Below are some records. Say how many of their lines contain the string "kind", and give nothing but the number.

^^^^^^^^

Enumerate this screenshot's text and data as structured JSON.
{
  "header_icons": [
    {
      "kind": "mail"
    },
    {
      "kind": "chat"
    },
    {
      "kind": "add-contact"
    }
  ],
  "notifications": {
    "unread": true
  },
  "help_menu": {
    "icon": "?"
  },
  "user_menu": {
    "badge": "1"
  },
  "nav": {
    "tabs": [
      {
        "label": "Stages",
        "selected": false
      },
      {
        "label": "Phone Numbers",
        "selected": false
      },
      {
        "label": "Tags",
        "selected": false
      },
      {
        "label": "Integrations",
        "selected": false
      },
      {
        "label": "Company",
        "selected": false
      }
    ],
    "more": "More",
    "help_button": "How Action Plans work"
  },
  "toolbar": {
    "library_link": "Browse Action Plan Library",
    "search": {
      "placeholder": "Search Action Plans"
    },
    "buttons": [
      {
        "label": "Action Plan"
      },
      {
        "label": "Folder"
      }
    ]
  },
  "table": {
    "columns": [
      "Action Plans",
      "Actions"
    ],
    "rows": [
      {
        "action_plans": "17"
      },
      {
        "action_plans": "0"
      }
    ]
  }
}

^^^^^^^^

* **Exercise result**
3